RECORD SET |
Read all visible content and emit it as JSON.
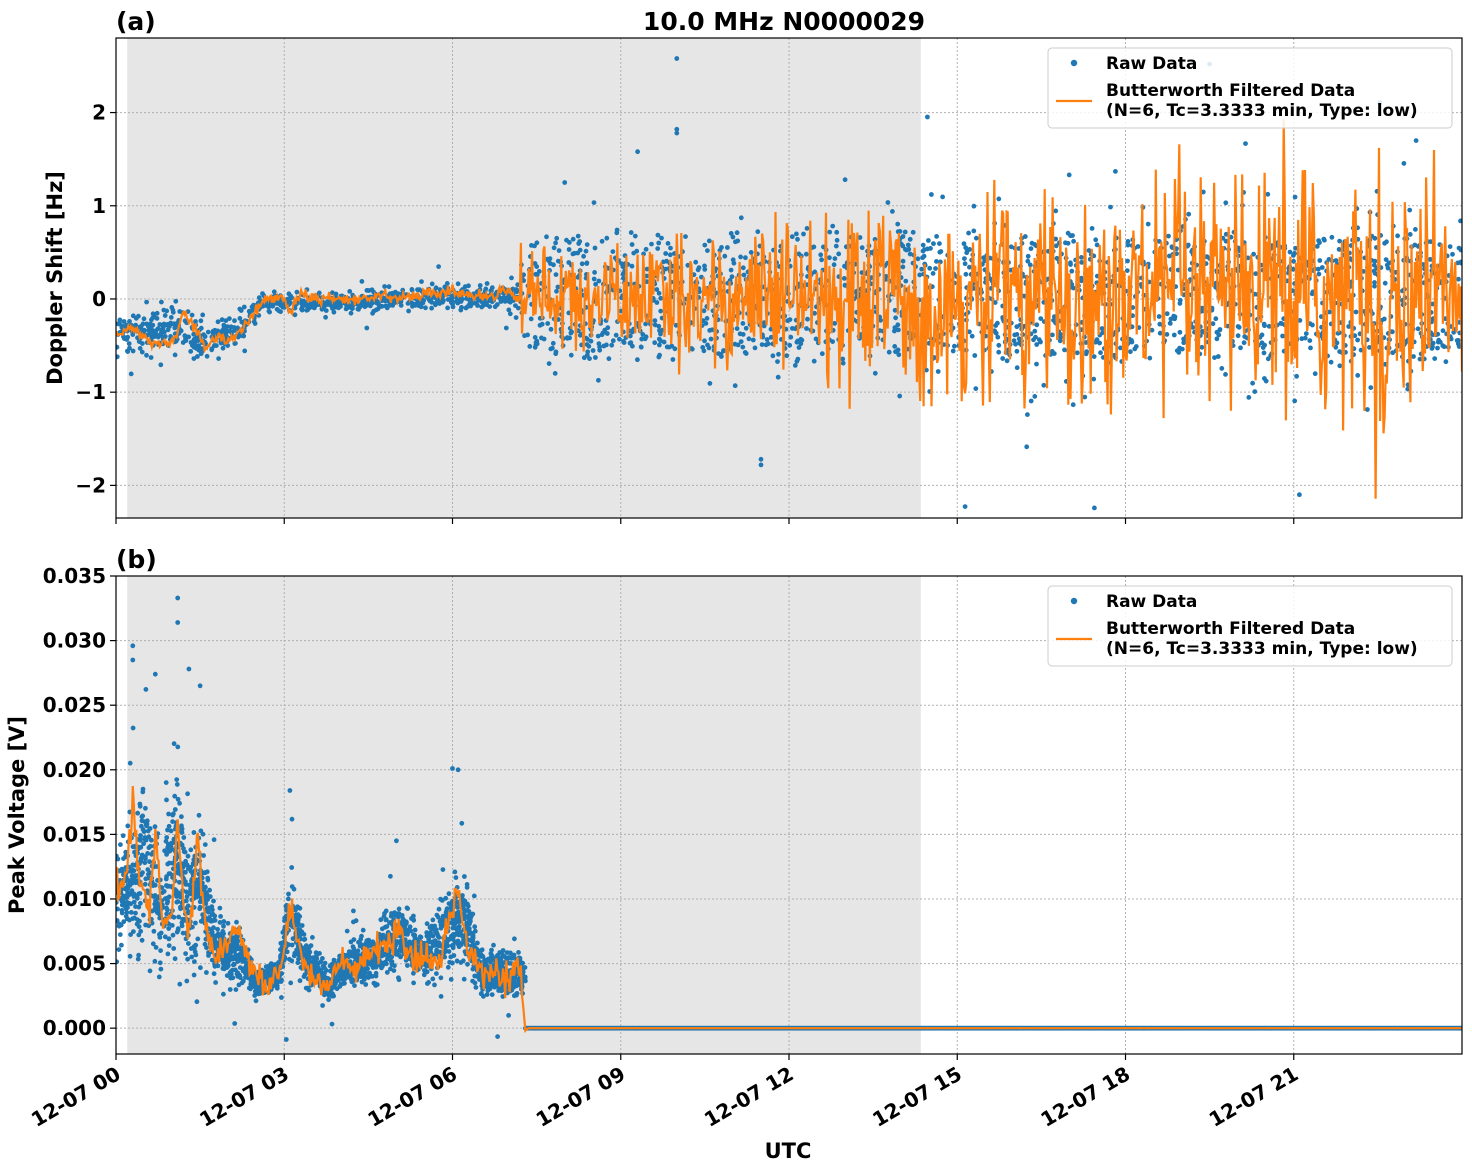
{
  "figure": {
    "title": "10.0 MHz N0000029",
    "xlabel": "UTC"
  },
  "colors": {
    "raw": "#1f77b4",
    "filtered": "#ff7f0e",
    "night_shade": "#e6e6e6",
    "grid": "#b0b0b0"
  },
  "chart_data": [
    {
      "type": "scatter",
      "panel_label": "(a)",
      "ylabel": "Doppler Shift [Hz]",
      "xlim_hours": [
        0,
        24
      ],
      "ylim": [
        -2.35,
        2.8
      ],
      "yticks": [
        -2,
        -1,
        0,
        1,
        2
      ],
      "ytick_labels": [
        "−2",
        "−1",
        "0",
        "1",
        "2"
      ],
      "xticks_hours": [
        0,
        3,
        6,
        9,
        12,
        15,
        18,
        21
      ],
      "xtick_labels": [
        "12-07 00",
        "12-07 03",
        "12-07 06",
        "12-07 09",
        "12-07 12",
        "12-07 15",
        "12-07 18",
        "12-07 21"
      ],
      "show_xtick_labels": false,
      "grid": true,
      "shaded_interval_hours": [
        0.2,
        14.35
      ],
      "legend": {
        "placement": "top-right",
        "entries": [
          "Raw Data",
          "Butterworth Filtered Data\n(N=6, Tc=3.3333 min, Type: low)"
        ]
      },
      "series": [
        {
          "name": "Raw Data",
          "style": "points",
          "envelope": [
            [
              0.0,
              -0.35,
              0.25
            ],
            [
              0.5,
              -0.4,
              0.2
            ],
            [
              1.0,
              -0.3,
              0.2
            ],
            [
              1.5,
              -0.45,
              0.2
            ],
            [
              2.2,
              -0.35,
              0.2
            ],
            [
              2.6,
              -0.05,
              0.1
            ],
            [
              3.0,
              -0.05,
              0.1
            ],
            [
              4.0,
              -0.05,
              0.08
            ],
            [
              5.0,
              0.0,
              0.1
            ],
            [
              6.0,
              0.02,
              0.1
            ],
            [
              7.1,
              0.02,
              0.12
            ],
            [
              7.25,
              0.0,
              0.55
            ],
            [
              9.0,
              0.0,
              0.6
            ],
            [
              12.0,
              0.0,
              0.6
            ],
            [
              14.4,
              0.0,
              0.6
            ],
            [
              14.5,
              0.0,
              0.75
            ],
            [
              18.0,
              0.05,
              0.75
            ],
            [
              21.0,
              0.0,
              0.8
            ],
            [
              24.0,
              0.0,
              0.8
            ]
          ],
          "notable_points": [
            [
              10.0,
              2.58
            ],
            [
              10.0,
              1.82
            ],
            [
              10.0,
              1.78
            ],
            [
              9.3,
              1.58
            ],
            [
              11.5,
              -1.72
            ],
            [
              11.5,
              -1.78
            ],
            [
              21.1,
              -2.1
            ],
            [
              19.5,
              2.52
            ],
            [
              13.0,
              1.28
            ],
            [
              8.0,
              1.25
            ]
          ]
        },
        {
          "name": "Butterworth Filtered Data\n(N=6, Tc=3.3333 min, Type: low)",
          "style": "line",
          "shape": [
            [
              0.0,
              -0.4
            ],
            [
              0.3,
              -0.32
            ],
            [
              0.6,
              -0.45
            ],
            [
              0.9,
              -0.5
            ],
            [
              1.1,
              -0.38
            ],
            [
              1.2,
              -0.12
            ],
            [
              1.4,
              -0.3
            ],
            [
              1.6,
              -0.55
            ],
            [
              1.8,
              -0.4
            ],
            [
              2.0,
              -0.45
            ],
            [
              2.2,
              -0.35
            ],
            [
              2.4,
              -0.2
            ],
            [
              2.6,
              -0.02
            ],
            [
              3.0,
              0.02
            ],
            [
              3.1,
              -0.15
            ],
            [
              3.3,
              0.05
            ],
            [
              3.6,
              0.0
            ],
            [
              4.5,
              0.0
            ],
            [
              4.7,
              0.08
            ],
            [
              5.0,
              0.0
            ],
            [
              5.5,
              0.05
            ],
            [
              6.0,
              0.08
            ],
            [
              6.5,
              0.02
            ],
            [
              7.0,
              0.1
            ],
            [
              7.2,
              0.0
            ]
          ],
          "noise_amplitude_after_7h": [
            [
              7.2,
              0.25
            ],
            [
              9.0,
              0.3
            ],
            [
              12.0,
              0.45
            ],
            [
              14.4,
              0.55
            ],
            [
              24.0,
              0.75
            ]
          ]
        }
      ]
    },
    {
      "type": "scatter",
      "panel_label": "(b)",
      "ylabel": "Peak Voltage [V]",
      "xlim_hours": [
        0,
        24
      ],
      "ylim": [
        -0.002,
        0.035
      ],
      "yticks": [
        0.0,
        0.005,
        0.01,
        0.015,
        0.02,
        0.025,
        0.03,
        0.035
      ],
      "ytick_labels": [
        "0.000",
        "0.005",
        "0.010",
        "0.015",
        "0.020",
        "0.025",
        "0.030",
        "0.035"
      ],
      "xticks_hours": [
        0,
        3,
        6,
        9,
        12,
        15,
        18,
        21
      ],
      "xtick_labels": [
        "12-07 00",
        "12-07 03",
        "12-07 06",
        "12-07 09",
        "12-07 12",
        "12-07 15",
        "12-07 18",
        "12-07 21"
      ],
      "show_xtick_labels": true,
      "grid": true,
      "shaded_interval_hours": [
        0.2,
        14.35
      ],
      "legend": {
        "placement": "top-right",
        "entries": [
          "Raw Data",
          "Butterworth Filtered Data\n(N=6, Tc=3.3333 min, Type: low)"
        ]
      },
      "series": [
        {
          "name": "Raw Data",
          "style": "points",
          "envelope": [
            [
              0.0,
              0.0105,
              0.003
            ],
            [
              0.3,
              0.011,
              0.004
            ],
            [
              0.5,
              0.013,
              0.006
            ],
            [
              0.8,
              0.009,
              0.004
            ],
            [
              1.1,
              0.014,
              0.006
            ],
            [
              1.3,
              0.009,
              0.004
            ],
            [
              1.5,
              0.011,
              0.004
            ],
            [
              1.8,
              0.006,
              0.002
            ],
            [
              2.2,
              0.006,
              0.002
            ],
            [
              2.5,
              0.0035,
              0.0008
            ],
            [
              2.9,
              0.004,
              0.001
            ],
            [
              3.1,
              0.009,
              0.003
            ],
            [
              3.4,
              0.005,
              0.0015
            ],
            [
              3.8,
              0.0035,
              0.001
            ],
            [
              4.2,
              0.005,
              0.0015
            ],
            [
              4.6,
              0.0055,
              0.0015
            ],
            [
              5.0,
              0.0075,
              0.002
            ],
            [
              5.5,
              0.0055,
              0.0015
            ],
            [
              6.0,
              0.008,
              0.003
            ],
            [
              6.2,
              0.0085,
              0.003
            ],
            [
              6.5,
              0.0045,
              0.0015
            ],
            [
              7.0,
              0.004,
              0.0015
            ],
            [
              7.25,
              0.004,
              0.0015
            ]
          ],
          "after_7_3h_value": 0.0,
          "notable_points": [
            [
              1.1,
              0.0333
            ],
            [
              1.1,
              0.0314
            ],
            [
              0.3,
              0.0296
            ],
            [
              0.3,
              0.0285
            ],
            [
              1.3,
              0.0278
            ],
            [
              1.5,
              0.0265
            ],
            [
              0.7,
              0.0274
            ],
            [
              3.1,
              0.0184
            ],
            [
              6.0,
              0.0201
            ],
            [
              6.1,
              0.02
            ],
            [
              5.0,
              0.0145
            ]
          ]
        },
        {
          "name": "Butterworth Filtered Data\n(N=6, Tc=3.3333 min, Type: low)",
          "style": "line",
          "shape": [
            [
              0.0,
              0.0112
            ],
            [
              0.15,
              0.0105
            ],
            [
              0.3,
              0.0175
            ],
            [
              0.45,
              0.011
            ],
            [
              0.6,
              0.0085
            ],
            [
              0.7,
              0.015
            ],
            [
              0.85,
              0.0075
            ],
            [
              1.0,
              0.009
            ],
            [
              1.1,
              0.017
            ],
            [
              1.2,
              0.0095
            ],
            [
              1.3,
              0.0065
            ],
            [
              1.45,
              0.015
            ],
            [
              1.6,
              0.0075
            ],
            [
              1.8,
              0.0055
            ],
            [
              2.0,
              0.0065
            ],
            [
              2.2,
              0.0075
            ],
            [
              2.4,
              0.0045
            ],
            [
              2.7,
              0.0033
            ],
            [
              2.95,
              0.0045
            ],
            [
              3.1,
              0.0095
            ],
            [
              3.25,
              0.0065
            ],
            [
              3.5,
              0.004
            ],
            [
              3.8,
              0.0033
            ],
            [
              4.0,
              0.005
            ],
            [
              4.3,
              0.0045
            ],
            [
              4.6,
              0.006
            ],
            [
              4.9,
              0.0065
            ],
            [
              5.0,
              0.0078
            ],
            [
              5.2,
              0.0055
            ],
            [
              5.5,
              0.005
            ],
            [
              5.8,
              0.0055
            ],
            [
              6.0,
              0.0095
            ],
            [
              6.1,
              0.0105
            ],
            [
              6.3,
              0.006
            ],
            [
              6.6,
              0.0045
            ],
            [
              7.0,
              0.004
            ],
            [
              7.2,
              0.0045
            ],
            [
              7.3,
              -0.0002
            ],
            [
              7.35,
              0.0
            ],
            [
              24.0,
              0.0
            ]
          ]
        }
      ]
    }
  ]
}
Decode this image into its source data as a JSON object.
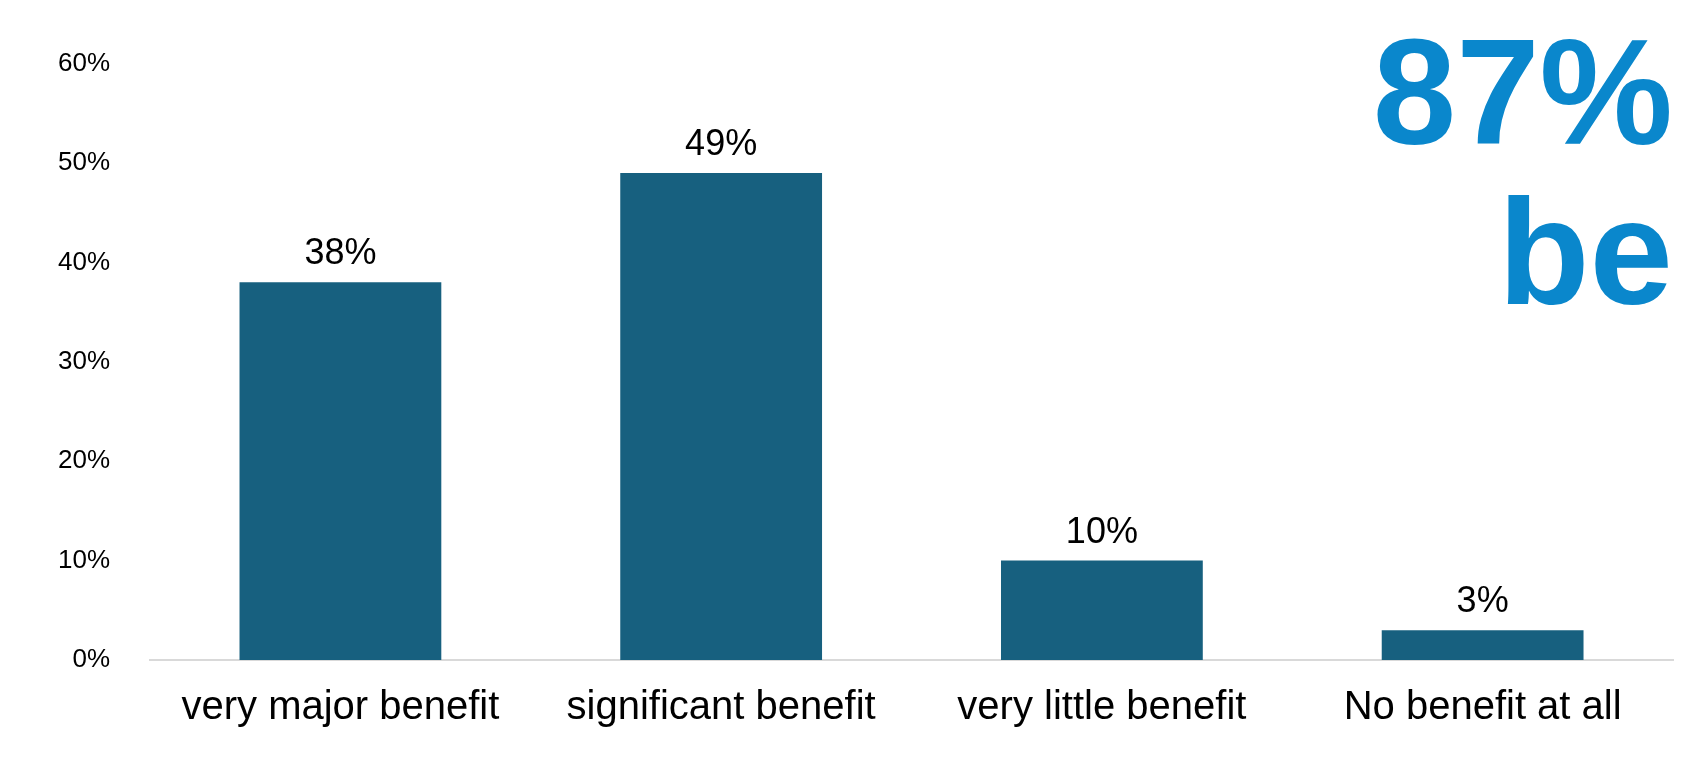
{
  "chart_data": {
    "type": "bar",
    "categories": [
      "very major benefit",
      "significant benefit",
      "very little benefit",
      "No benefit at all"
    ],
    "values": [
      38,
      49,
      10,
      3
    ],
    "color": "#17607f",
    "value_labels": [
      "38%",
      "49%",
      "10%",
      "3%"
    ],
    "ylim": [
      0,
      60
    ],
    "yticks": [
      {
        "value": 0,
        "label": "0%"
      },
      {
        "value": 10,
        "label": "10%"
      },
      {
        "value": 20,
        "label": "20%"
      },
      {
        "value": 30,
        "label": "30%"
      },
      {
        "value": 40,
        "label": "40%"
      },
      {
        "value": 50,
        "label": "50%"
      },
      {
        "value": 60,
        "label": "60%"
      }
    ],
    "grid": false,
    "legend": false,
    "annotations": [
      "87%",
      "be"
    ]
  }
}
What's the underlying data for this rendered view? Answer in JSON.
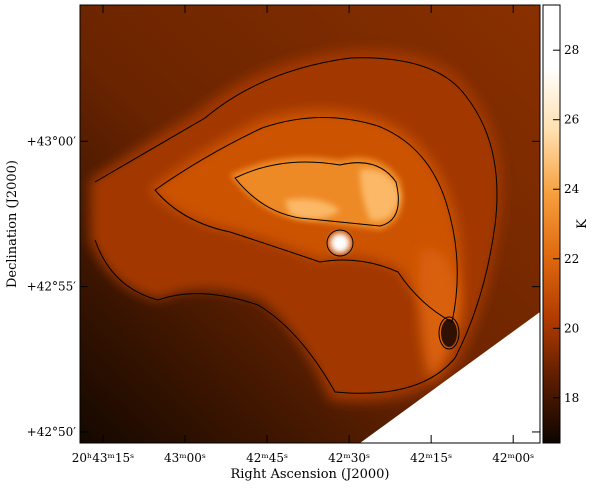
{
  "chart_data": {
    "type": "image",
    "x_label": "Right Ascension (J2000)",
    "y_label": "Declination (J2000)",
    "xlim": [
      74599.2,
      74515.1
    ],
    "xticks": [
      {
        "value": 74595,
        "label": "20ʰ43ᵐ15ˢ"
      },
      {
        "value": 74580,
        "label": "43ᵐ00ˢ"
      },
      {
        "value": 74565,
        "label": "42ᵐ45ˢ"
      },
      {
        "value": 74550,
        "label": "42ᵐ30ˢ"
      },
      {
        "value": 74535,
        "label": "42ᵐ15ˢ"
      },
      {
        "value": 74520,
        "label": "42ᵐ00ˢ"
      }
    ],
    "ylim": [
      2569.62,
      2584.69
    ],
    "yticks": [
      {
        "value": 2580,
        "label": "+43°00′"
      },
      {
        "value": 2575,
        "label": "+42°55′"
      },
      {
        "value": 2570,
        "label": "+42°50′"
      }
    ],
    "colorbar": {
      "label": "K",
      "clim": [
        16.7,
        29.3
      ],
      "ticks": [
        18,
        20,
        22,
        24,
        26,
        28
      ],
      "colormap": [
        "#0d0500",
        "#5a1c00",
        "#b23c00",
        "#e06a10",
        "#f7a040",
        "#ffe0b0",
        "#ffffff",
        "#ffffff"
      ]
    }
  }
}
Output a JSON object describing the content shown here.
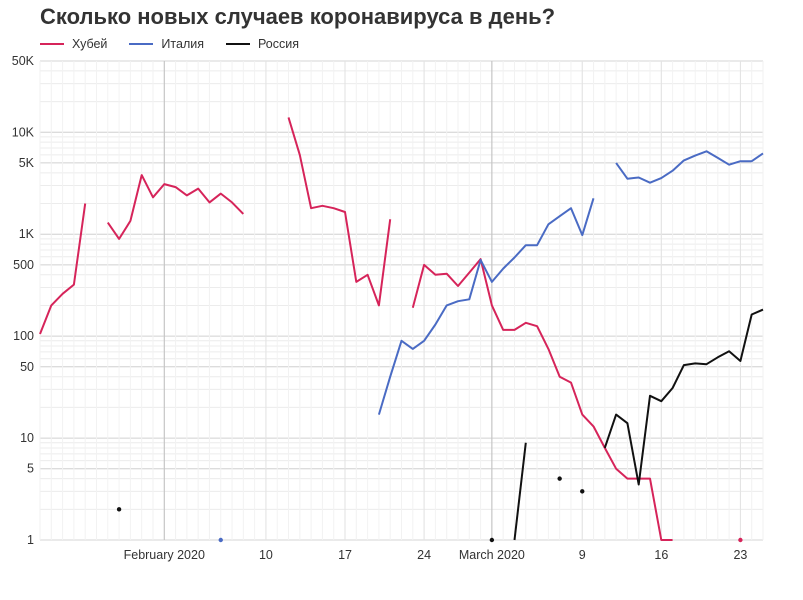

TASK | In the records above, find the lines containing "content" and copy them.

WRITTEN RESPONSE |
Read all visible content and emit it as JSON.
Output a JSON object describing the content shown here.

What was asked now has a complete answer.